**DOCUMENT PASSAGE:**
Segment Open

I figure I'd share what I learned here in case there are California folk interested in getting their hands on clear coat.

The typical auto parts stores aren't selling anything even close to quality clear coat or paint products, and I've checked them all. Even with FinishMasters, I had to go to more of a central hub to get access to decent inventory.

One interesting tidbit is that it is now apparently illegal to buy/sell PPG JC660 (or, as you say, it's cousin Omni 161) in California. I believe the current product name for that is the Omni MC161 High Solids Urethane Clear...They still make it, but I'll be damned if you can find a jug of it in California. Omni/PPG make a line of clears and paints with the code "VOC" (stands for meeting the standards for Volatile Organic Compounds) that meet the newer regulations, so you can only buy these VOC coded products. My sense is that they were selling 161 as part of their inventory until it was gone, which seems to be the case everywhere. They have various universal VOC clears of various brands, though when describing the types of clear coating we all do here, they admitted the JC660 would have been way more forgiving (particularly on something laid flat). They used the term "spot clearing," which I guess is a thing that JC660 is often used for.

This is what we settled on, Omni MC760, is a "universal" VOC 4 clear, though no question it has different characteristics than the JC660.

IMG_1094 (resized).JPG

Anyone ever used this stuff? I'll report back our experiences with it. I'm not sure it's hard enough for a playfield, but I'd love any thoughts on this. For the technical folk, here is the datasheet:


For this clear, you need to sand the base coat if you wait longer than 24 hours after the base coat is applied before shooting. They recommend 5-10 minutes between coats of clear, and 4 hours before it resists masking tape, and around 16 hours of air-drying before you can sand or polish it.

The OneChoice SLV4985 is a flattening agent to bring down the gloss if you want something more like a semi-gloss or matte clear (which we will be doing for our cabinet work). They recommended only using the flattening agent if you plan on covering everything you want to coat in one pass from one mix, because it's apparently super hard to get consistent mixes. Also, you can't sand/buff a flattened clear, so it's obviously only useful for cabinet work.

All of this stuff is wicked expensive and you really want to do more research than I did before you jump in.

Segment Closed

**STORED DATA:**
Segment Open

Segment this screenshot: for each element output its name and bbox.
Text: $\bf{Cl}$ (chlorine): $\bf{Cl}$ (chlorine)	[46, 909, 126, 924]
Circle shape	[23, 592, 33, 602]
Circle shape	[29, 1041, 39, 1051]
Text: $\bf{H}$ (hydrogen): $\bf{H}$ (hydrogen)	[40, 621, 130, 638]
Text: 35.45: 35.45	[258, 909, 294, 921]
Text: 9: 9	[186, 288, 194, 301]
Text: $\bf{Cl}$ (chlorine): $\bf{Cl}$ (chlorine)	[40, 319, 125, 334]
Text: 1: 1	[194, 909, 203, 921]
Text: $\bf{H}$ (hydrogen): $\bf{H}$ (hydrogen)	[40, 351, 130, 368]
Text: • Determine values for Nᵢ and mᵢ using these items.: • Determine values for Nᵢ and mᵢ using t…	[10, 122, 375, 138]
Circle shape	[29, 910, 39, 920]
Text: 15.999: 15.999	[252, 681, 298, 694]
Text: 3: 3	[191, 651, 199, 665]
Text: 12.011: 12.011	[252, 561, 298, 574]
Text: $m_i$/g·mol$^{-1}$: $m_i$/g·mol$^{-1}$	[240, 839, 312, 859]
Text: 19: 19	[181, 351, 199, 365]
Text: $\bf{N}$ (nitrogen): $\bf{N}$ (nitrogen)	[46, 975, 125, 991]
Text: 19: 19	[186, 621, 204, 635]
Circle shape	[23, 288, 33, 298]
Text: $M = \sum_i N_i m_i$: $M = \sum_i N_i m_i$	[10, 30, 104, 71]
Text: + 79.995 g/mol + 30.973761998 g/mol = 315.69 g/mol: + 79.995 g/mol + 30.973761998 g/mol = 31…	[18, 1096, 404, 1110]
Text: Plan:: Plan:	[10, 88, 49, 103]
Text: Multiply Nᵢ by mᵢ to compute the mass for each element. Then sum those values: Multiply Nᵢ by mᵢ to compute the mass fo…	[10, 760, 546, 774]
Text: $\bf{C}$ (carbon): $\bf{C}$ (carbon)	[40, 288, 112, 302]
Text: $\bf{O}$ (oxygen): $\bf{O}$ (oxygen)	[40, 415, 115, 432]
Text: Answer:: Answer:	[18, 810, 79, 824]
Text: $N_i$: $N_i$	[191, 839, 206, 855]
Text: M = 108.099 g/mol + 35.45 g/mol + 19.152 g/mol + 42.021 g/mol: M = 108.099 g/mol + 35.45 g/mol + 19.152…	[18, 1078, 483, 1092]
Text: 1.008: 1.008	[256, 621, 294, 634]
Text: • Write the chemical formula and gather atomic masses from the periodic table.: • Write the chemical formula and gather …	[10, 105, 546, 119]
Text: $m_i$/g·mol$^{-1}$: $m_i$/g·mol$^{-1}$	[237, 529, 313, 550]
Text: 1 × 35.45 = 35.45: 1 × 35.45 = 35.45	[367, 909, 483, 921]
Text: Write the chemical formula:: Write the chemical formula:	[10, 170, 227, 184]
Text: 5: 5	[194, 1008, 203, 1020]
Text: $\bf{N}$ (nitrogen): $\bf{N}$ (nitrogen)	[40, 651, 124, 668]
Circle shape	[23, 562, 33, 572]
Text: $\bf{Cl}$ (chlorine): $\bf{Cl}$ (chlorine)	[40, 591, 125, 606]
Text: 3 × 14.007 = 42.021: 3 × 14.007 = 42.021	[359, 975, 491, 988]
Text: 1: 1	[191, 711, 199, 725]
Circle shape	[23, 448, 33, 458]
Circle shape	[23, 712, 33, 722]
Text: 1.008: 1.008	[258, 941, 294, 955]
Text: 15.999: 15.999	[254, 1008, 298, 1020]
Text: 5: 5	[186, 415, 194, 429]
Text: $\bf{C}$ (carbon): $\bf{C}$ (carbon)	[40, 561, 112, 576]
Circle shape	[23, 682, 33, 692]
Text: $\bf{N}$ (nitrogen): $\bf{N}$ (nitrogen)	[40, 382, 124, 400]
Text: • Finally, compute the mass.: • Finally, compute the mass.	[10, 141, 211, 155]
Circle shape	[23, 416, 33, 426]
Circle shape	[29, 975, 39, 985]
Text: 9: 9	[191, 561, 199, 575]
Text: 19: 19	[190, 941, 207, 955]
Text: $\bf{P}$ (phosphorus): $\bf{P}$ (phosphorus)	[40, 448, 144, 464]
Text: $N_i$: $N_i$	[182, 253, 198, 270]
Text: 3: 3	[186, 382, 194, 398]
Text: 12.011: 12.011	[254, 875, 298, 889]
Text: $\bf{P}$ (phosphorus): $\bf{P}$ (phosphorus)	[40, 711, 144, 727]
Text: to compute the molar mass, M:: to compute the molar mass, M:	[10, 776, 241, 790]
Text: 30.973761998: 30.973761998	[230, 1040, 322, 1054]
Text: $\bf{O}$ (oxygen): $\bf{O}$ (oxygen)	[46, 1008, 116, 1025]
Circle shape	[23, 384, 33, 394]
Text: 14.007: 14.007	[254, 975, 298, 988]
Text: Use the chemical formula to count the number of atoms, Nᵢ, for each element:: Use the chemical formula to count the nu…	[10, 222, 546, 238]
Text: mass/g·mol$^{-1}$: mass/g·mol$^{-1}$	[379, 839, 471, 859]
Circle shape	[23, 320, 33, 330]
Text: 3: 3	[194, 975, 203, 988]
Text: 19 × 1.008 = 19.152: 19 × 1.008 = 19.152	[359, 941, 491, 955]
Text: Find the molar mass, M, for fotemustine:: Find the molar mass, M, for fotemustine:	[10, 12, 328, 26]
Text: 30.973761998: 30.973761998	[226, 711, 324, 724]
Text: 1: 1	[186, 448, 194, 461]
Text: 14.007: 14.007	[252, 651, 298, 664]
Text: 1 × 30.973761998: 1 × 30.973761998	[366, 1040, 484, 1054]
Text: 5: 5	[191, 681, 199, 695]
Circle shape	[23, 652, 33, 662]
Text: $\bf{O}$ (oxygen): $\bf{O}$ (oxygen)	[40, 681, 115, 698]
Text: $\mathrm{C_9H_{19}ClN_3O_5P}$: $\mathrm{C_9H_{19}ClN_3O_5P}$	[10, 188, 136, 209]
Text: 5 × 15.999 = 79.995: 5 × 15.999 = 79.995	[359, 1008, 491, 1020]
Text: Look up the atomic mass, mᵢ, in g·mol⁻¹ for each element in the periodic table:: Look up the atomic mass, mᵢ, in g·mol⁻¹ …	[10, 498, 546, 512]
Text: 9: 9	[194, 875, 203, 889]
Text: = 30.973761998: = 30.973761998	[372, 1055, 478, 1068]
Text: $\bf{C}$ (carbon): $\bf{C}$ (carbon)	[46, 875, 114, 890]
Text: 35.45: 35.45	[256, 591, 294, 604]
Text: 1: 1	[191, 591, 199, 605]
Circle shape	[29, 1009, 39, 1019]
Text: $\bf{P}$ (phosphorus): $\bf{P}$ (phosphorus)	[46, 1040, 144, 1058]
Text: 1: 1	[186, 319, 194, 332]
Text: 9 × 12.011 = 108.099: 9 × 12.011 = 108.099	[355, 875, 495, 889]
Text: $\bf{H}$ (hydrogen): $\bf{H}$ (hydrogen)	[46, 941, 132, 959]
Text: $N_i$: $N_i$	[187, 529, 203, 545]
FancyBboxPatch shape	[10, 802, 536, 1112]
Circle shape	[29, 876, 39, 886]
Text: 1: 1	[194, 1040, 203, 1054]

Segment Closed

**PROBLEM SET:**
**1)** In the clear coat post, how much time is recommended between coats of the Omni MC760 clear?
**2)** Carry the post on buying clear coat in California forward, beginning after its final sentence.

**RESPONSES:**
**1)** 5-10 minutes.

**2)**
3 weeks later
#5821 1 year ago
Quoted from Walamab:

Has anyone ever used a waterslide decal to repair a small portion of cabinet art? I'm thinking I could do this to fix the fade of the guy in the cryo on the sides of the Demolition Man cabinet. I realize it will be very be thin and prone to more damage...
Any other thoughts?

Couldn't you matte clear over it? I guess some decals dissolve when exposed to the wrong types of clear. That would be my thought.

1 month later
#5894 1 year ago
Quoted from statictrance:

Any tips for someone who's never used fiberglass before?

I love using resin. You have to create a mold/dam where you're pouring it in. Maybe a piece of waxed wood (so it doesn't stick to the resin) clamped to the underside. You mix the resin (you don't need fiberglass fibers unless it's a large hole, YMMV) with the hardener in a cup, and pour it in. I'd probably tape around the hole and mask the rest of the area to protect it as well. The stuff dries in like 5 minutes and you can sand it.

3 weeks later
#5961 1 year ago
Quoted from vid1900:

Of course double check every time you buy, but yes, those are rated for isocynates.

Do you recommend P100 if given a choice? Both rated for isocynates.

7 months later
#6527 5 months ago
Quoted from pinballinreno:

Put pieces of cut up sponge in the holes to keep clear out of the inserts when painting.

Just for the record, I tried using crumbled up paper towels, and I regretted it. Use the cut up sponge method because little bits of paper towel get clung onto the edge of the insert hole and are a mess to clean. It cleaned up, but what a pain.